[Stored entries]
------------

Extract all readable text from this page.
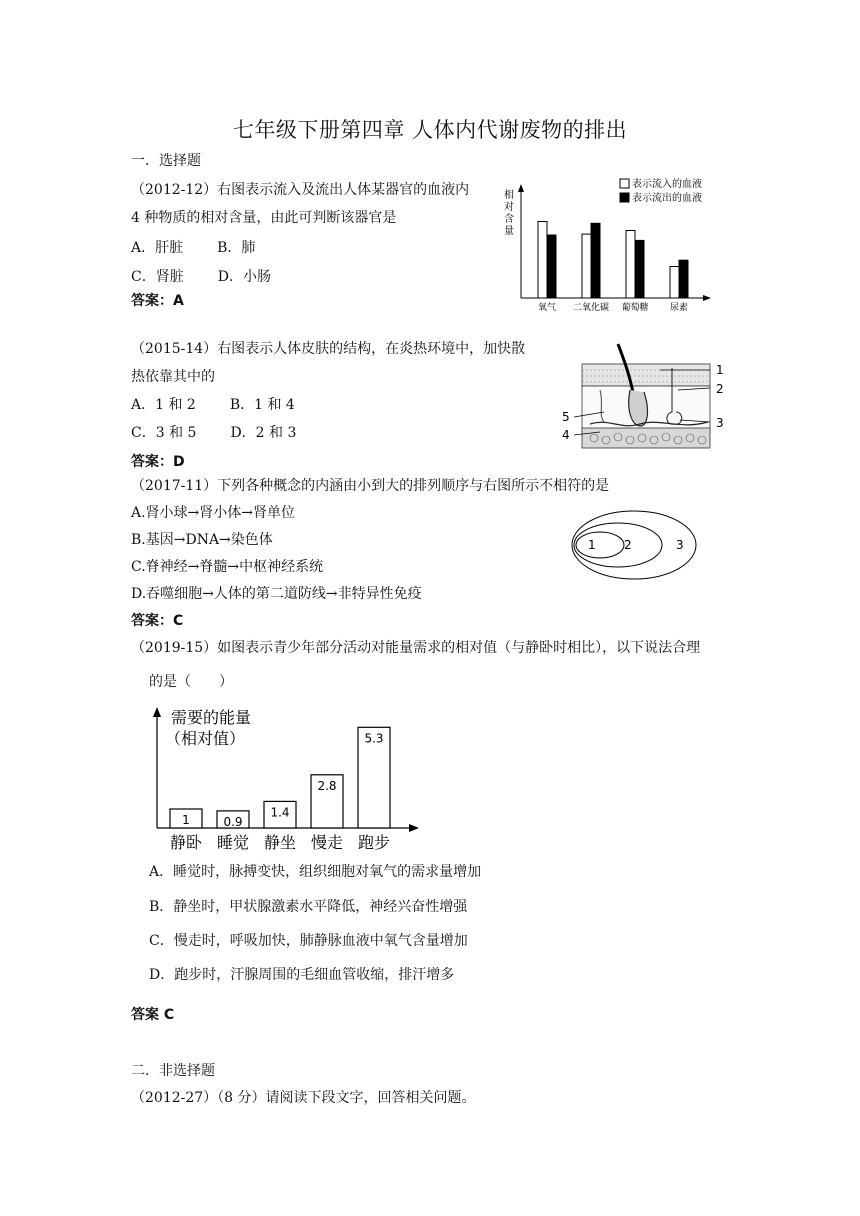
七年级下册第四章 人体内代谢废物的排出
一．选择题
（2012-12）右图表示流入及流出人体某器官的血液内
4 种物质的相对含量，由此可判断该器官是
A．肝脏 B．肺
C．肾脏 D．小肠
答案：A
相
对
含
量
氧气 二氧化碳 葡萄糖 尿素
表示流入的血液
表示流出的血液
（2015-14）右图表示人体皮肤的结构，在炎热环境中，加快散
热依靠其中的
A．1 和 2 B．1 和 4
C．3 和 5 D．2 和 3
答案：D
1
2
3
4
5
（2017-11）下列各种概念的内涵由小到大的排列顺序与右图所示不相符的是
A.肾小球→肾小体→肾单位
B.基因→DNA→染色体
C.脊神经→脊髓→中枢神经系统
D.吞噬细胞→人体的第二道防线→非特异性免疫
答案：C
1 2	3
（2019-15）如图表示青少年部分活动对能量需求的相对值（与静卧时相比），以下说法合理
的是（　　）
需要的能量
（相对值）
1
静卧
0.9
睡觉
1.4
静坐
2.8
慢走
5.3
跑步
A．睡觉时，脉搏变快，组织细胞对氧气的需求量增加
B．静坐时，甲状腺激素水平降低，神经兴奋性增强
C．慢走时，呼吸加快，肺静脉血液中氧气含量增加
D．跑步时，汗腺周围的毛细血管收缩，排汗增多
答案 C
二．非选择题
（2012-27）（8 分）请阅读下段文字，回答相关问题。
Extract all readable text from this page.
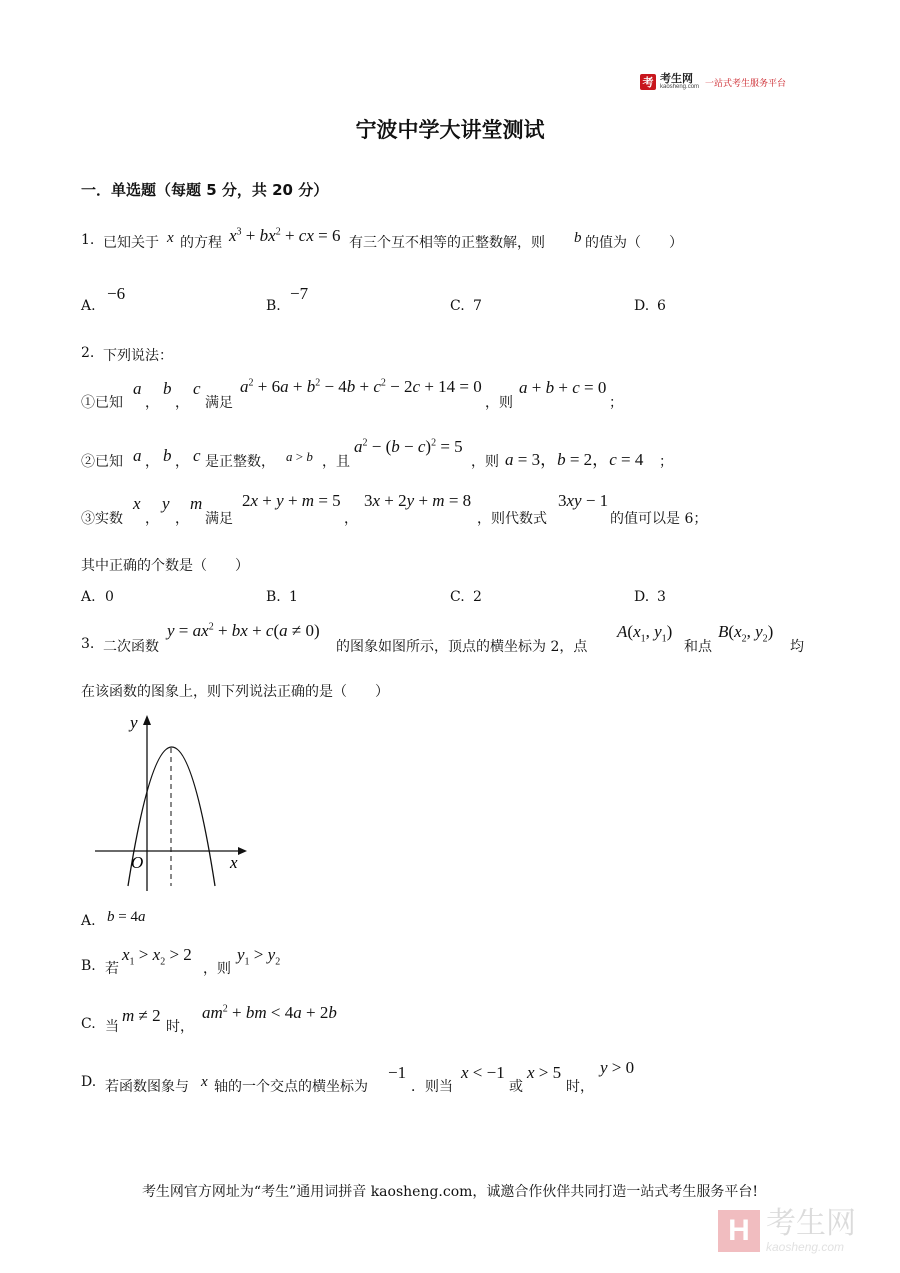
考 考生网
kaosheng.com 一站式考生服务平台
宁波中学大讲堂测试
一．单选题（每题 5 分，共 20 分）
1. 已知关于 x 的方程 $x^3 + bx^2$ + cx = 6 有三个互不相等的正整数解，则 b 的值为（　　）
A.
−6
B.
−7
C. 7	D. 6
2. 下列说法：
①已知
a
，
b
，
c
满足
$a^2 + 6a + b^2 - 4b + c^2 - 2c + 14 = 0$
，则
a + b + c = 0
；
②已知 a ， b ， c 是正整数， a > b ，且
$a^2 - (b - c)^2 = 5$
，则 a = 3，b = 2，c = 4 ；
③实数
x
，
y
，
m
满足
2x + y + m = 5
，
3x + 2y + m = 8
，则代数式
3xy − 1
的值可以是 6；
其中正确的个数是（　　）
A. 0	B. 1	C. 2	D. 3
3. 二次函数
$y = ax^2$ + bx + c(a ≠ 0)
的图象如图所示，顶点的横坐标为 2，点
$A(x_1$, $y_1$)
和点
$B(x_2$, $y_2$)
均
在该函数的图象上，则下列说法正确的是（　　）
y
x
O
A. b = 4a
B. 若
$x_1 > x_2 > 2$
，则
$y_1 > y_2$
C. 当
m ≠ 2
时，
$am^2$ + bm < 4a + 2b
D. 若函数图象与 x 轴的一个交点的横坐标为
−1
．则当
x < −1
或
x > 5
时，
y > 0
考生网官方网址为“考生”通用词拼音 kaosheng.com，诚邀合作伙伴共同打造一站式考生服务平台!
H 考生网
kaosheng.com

------------

## What is being asked
Write out the entries above word for word. Do not include the pictures.

## Answer for the task
Extract all readable text from this page.
七年级下册第四章 人体内代谢废物的排出
一．选择题
（2012-12）右图表示流入及流出人体某器官的血液内
4 种物质的相对含量，由此可判断该器官是
A．肝脏 B．肺
C．肾脏 D．小肠
答案：A
相
对
含
量
氧气 二氧化碳 葡萄糖 尿素
表示流入的血液
表示流出的血液
（2015-14）右图表示人体皮肤的结构，在炎热环境中，加快散
热依靠其中的
A．1 和 2 B．1 和 4
C．3 和 5 D．2 和 3
答案：D
1
2
3
4
5
（2017-11）下列各种概念的内涵由小到大的排列顺序与右图所示不相符的是
A.肾小球→肾小体→肾单位
B.基因→DNA→染色体
C.脊神经→脊髓→中枢神经系统
D.吞噬细胞→人体的第二道防线→非特异性免疫
答案：C
1 2	3
（2019-15）如图表示青少年部分活动对能量需求的相对值（与静卧时相比），以下说法合理
的是（　　）
需要的能量
（相对值）
1
静卧
0.9
睡觉
1.4
静坐
2.8
慢走
5.3
跑步
A．睡觉时，脉搏变快，组织细胞对氧气的需求量增加
B．静坐时，甲状腺激素水平降低，神经兴奋性增强
C．慢走时，呼吸加快，肺静脉血液中氧气含量增加
D．跑步时，汗腺周围的毛细血管收缩，排汗增多
答案 C
二．非选择题
（2012-27）（8 分）请阅读下段文字，回答相关问题。
Extract all readable text from this page.
考 考生网
kaosheng.com 一站式考生服务平台
宁波中学大讲堂测试
一．单选题（每题 5 分，共 20 分）
1. 已知关于 x 的方程 $x^3 + bx^2$ + cx = 6 有三个互不相等的正整数解，则 b 的值为（　　）
A.
−6
B.
−7
C. 7	D. 6
2. 下列说法：
①已知
a
，
b
，
c
满足
$a^2 + 6a + b^2 - 4b + c^2 - 2c + 14 = 0$
，则
a + b + c = 0
；
②已知 a ， b ， c 是正整数， a > b ，且
$a^2 - (b - c)^2 = 5$
，则 a = 3，b = 2，c = 4 ；
③实数
x
，
y
，
m
满足
2x + y + m = 5
，
3x + 2y + m = 8
，则代数式
3xy − 1
的值可以是 6；
其中正确的个数是（　　）
A. 0	B. 1	C. 2	D. 3
3. 二次函数
$y = ax^2$ + bx + c(a ≠ 0)
的图象如图所示，顶点的横坐标为 2，点
$A(x_1$, $y_1$)
和点
$B(x_2$, $y_2$)
均
在该函数的图象上，则下列说法正确的是（　　）
y
x
O
A. b = 4a
B. 若
$x_1 > x_2 > 2$
，则
$y_1 > y_2$
C. 当
m ≠ 2
时，
$am^2$ + bm < 4a + 2b
D. 若函数图象与 x 轴的一个交点的横坐标为
−1
．则当
x < −1
或
x > 5
时，
y > 0
考生网官方网址为“考生”通用词拼音 kaosheng.com，诚邀合作伙伴共同打造一站式考生服务平台!
H 考生网
kaosheng.com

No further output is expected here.